▶ _PROBLEM TO SOLVE_: Count every line that holds the string "your", and report the number alone.

— start of MATERIAL FOR THIS TASK —

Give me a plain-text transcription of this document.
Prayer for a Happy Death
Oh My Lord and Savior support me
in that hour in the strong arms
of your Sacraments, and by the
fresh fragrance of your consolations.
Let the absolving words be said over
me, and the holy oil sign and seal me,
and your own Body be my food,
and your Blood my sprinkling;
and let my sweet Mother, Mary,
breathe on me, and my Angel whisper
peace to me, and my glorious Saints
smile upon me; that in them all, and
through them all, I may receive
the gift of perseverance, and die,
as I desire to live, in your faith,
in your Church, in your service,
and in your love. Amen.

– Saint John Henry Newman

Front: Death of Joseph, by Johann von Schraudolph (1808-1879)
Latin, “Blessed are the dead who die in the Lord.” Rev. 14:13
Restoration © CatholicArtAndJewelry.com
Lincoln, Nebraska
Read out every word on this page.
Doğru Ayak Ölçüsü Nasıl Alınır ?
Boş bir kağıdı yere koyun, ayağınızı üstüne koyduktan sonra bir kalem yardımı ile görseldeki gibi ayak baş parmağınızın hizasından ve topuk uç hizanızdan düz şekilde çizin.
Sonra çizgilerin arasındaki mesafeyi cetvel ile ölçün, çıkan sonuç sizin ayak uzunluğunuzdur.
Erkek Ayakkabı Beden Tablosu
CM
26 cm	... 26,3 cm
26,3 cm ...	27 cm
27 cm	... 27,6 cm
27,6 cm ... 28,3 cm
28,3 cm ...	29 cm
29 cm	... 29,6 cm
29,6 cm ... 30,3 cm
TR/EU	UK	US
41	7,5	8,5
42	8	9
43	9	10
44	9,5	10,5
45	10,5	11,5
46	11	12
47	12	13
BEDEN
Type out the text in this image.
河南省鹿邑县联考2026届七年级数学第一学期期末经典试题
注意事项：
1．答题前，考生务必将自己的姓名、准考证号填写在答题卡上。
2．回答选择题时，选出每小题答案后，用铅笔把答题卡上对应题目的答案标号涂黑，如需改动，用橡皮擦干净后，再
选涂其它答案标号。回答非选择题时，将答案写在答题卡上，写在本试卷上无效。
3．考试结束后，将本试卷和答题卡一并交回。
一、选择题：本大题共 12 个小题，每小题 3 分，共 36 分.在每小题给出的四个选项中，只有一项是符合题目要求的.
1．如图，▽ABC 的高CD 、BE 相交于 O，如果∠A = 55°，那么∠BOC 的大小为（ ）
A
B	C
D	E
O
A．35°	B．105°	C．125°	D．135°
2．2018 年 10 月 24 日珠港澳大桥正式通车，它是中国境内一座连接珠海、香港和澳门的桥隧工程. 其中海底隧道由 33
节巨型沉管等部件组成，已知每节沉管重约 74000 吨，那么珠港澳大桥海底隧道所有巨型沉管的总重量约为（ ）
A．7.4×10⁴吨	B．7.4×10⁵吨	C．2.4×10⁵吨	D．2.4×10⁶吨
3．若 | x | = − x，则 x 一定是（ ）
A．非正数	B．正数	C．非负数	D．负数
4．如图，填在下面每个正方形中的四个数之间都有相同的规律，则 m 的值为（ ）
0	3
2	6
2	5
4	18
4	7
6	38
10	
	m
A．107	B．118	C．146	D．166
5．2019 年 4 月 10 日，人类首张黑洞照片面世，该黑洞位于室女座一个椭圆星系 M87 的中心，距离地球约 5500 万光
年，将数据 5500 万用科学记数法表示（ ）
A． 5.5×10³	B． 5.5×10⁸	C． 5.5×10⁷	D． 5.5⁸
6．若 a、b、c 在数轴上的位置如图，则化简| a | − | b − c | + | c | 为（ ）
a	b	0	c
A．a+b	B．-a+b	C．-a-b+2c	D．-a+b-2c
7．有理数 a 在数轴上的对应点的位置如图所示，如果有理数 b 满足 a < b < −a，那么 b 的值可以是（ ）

— end of MATERIAL FOR THIS TASK —

▶ _RESPONSE_: 7